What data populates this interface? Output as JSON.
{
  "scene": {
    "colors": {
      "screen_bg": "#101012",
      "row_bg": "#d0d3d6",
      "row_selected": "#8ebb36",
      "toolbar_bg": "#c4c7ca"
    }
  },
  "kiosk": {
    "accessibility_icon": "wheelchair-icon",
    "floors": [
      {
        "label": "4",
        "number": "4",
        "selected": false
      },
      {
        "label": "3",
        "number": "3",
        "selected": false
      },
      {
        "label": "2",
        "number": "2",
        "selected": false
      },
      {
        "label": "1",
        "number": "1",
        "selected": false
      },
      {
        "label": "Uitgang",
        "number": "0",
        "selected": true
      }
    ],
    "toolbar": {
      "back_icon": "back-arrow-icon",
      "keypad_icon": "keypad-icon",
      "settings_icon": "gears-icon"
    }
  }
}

...

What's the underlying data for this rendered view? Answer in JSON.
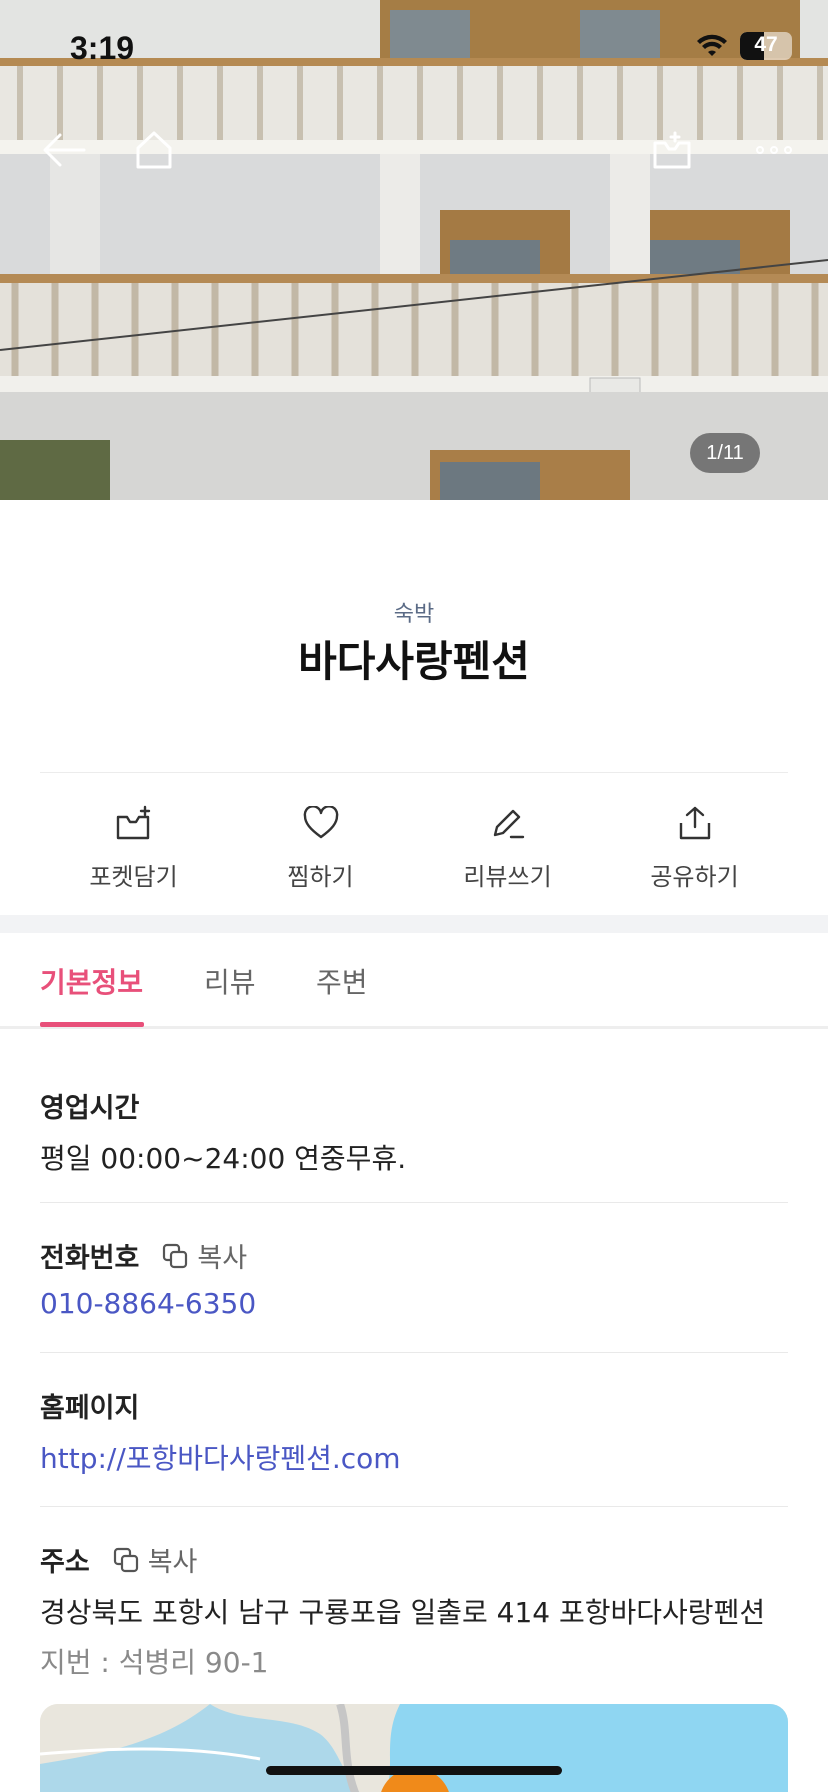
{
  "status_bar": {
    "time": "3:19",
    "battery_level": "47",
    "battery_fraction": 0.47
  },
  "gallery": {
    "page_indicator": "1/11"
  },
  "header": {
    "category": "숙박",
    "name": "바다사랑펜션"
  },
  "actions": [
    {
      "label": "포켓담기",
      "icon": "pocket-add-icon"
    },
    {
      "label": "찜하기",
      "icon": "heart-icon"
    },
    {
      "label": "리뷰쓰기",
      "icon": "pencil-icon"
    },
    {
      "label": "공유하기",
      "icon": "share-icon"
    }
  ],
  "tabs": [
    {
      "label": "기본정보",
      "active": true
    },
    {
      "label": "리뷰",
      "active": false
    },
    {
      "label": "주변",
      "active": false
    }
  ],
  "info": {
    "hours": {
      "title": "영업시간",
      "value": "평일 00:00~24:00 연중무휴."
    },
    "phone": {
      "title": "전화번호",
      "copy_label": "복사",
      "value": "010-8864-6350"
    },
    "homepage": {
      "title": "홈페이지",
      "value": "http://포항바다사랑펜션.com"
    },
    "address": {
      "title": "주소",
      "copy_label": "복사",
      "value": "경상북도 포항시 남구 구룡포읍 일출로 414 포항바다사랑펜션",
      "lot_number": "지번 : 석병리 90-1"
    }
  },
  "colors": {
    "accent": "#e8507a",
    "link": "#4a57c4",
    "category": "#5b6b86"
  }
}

---

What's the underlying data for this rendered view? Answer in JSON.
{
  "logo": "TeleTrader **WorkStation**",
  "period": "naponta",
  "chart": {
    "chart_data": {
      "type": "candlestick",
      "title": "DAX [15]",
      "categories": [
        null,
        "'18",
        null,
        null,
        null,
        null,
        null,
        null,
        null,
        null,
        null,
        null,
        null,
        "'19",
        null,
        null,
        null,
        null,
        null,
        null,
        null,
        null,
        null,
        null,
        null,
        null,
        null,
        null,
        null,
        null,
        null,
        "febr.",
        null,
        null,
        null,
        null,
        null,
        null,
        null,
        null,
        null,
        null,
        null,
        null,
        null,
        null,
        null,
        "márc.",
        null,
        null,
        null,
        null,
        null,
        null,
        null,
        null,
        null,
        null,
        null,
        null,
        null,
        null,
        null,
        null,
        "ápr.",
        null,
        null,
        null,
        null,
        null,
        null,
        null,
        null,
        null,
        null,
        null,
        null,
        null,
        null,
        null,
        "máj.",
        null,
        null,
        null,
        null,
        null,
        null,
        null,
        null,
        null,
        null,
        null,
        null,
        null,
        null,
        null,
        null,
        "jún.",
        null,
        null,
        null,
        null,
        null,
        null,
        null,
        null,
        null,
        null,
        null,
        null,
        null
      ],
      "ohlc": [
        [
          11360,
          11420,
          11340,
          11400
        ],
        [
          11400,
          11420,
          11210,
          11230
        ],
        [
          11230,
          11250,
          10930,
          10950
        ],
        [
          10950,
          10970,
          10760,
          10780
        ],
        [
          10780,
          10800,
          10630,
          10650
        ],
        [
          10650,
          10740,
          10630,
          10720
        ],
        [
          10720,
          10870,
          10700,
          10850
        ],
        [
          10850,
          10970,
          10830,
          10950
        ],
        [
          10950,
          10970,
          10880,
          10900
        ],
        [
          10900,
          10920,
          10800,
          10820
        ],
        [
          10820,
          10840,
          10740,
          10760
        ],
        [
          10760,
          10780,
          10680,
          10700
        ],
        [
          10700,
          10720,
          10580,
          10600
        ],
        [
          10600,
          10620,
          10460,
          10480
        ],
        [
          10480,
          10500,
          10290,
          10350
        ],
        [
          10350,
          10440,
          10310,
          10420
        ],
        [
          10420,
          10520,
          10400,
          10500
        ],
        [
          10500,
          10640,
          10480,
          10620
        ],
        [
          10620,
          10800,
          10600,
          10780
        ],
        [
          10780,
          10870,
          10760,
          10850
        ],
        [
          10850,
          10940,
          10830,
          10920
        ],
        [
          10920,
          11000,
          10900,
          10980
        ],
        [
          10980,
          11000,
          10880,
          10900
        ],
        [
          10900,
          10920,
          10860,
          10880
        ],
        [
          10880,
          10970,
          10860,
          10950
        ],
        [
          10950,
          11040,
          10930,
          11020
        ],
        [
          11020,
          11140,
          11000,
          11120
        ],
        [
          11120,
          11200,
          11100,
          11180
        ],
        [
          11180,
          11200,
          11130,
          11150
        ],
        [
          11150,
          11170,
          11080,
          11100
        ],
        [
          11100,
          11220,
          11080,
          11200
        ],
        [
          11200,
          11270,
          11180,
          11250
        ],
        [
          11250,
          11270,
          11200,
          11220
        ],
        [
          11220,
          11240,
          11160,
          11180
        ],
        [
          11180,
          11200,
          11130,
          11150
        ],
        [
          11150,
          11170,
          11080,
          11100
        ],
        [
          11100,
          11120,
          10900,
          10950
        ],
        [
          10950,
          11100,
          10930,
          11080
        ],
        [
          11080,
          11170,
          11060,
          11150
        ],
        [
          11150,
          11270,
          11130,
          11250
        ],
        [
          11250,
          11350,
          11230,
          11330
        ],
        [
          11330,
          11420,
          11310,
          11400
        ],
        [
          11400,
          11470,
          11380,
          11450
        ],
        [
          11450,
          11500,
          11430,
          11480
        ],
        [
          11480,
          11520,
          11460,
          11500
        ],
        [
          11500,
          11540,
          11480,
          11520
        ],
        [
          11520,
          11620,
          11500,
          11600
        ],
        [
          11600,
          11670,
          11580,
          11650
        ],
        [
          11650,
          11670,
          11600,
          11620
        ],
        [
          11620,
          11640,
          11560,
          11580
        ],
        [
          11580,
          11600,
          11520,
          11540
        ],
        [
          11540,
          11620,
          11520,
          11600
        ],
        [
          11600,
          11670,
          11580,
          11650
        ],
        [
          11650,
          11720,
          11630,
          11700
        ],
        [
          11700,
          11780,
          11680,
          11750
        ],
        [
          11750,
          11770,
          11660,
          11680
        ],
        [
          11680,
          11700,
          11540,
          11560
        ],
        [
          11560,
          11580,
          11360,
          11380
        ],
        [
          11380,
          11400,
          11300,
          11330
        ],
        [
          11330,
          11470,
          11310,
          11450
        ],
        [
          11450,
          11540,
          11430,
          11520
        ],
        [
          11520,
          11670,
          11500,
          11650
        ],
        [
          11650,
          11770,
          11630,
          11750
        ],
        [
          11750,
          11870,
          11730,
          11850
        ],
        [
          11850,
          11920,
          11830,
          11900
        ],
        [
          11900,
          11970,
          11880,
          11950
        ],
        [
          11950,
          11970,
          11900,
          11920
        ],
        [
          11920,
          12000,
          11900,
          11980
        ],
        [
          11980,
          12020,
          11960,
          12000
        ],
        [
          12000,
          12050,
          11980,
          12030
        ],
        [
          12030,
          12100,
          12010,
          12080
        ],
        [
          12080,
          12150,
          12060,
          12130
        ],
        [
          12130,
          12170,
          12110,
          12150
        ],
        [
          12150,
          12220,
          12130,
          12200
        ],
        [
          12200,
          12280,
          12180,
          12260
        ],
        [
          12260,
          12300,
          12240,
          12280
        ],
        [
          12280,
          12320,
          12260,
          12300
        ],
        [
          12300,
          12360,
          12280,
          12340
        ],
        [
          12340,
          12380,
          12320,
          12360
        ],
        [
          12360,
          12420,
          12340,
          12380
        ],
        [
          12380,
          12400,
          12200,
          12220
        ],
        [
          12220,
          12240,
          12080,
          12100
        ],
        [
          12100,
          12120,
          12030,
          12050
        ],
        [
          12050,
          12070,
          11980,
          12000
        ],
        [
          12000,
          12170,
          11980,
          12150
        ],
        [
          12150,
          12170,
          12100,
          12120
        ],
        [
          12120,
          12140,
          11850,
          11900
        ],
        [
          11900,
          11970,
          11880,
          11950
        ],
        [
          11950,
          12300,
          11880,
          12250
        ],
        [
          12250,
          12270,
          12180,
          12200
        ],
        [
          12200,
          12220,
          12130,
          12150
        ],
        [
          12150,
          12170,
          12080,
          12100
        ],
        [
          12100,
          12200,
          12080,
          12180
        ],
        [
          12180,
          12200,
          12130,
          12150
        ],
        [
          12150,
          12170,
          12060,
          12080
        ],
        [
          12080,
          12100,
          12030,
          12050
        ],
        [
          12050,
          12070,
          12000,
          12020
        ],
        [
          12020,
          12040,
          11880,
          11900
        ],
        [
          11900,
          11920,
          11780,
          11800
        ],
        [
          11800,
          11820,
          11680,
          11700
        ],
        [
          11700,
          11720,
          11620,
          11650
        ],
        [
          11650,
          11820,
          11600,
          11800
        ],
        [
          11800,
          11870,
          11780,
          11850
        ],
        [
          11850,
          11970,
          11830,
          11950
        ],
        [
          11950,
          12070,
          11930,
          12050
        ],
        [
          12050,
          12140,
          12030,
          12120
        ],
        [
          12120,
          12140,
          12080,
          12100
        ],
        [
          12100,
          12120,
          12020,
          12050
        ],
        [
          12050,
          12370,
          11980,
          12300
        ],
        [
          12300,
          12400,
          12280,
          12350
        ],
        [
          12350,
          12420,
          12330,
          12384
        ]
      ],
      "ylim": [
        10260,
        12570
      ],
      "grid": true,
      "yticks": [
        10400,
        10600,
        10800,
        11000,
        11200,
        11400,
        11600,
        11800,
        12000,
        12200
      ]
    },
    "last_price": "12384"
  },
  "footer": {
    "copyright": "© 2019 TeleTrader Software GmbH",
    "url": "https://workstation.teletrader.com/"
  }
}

Problem description:
Copy every line of the listing that contains the word "title".

Result:
      "title": "영업시간",
      "title": "전화번호",
      "title": "홈페이지",
      "title": "주소",
      "title": "DAX [15]",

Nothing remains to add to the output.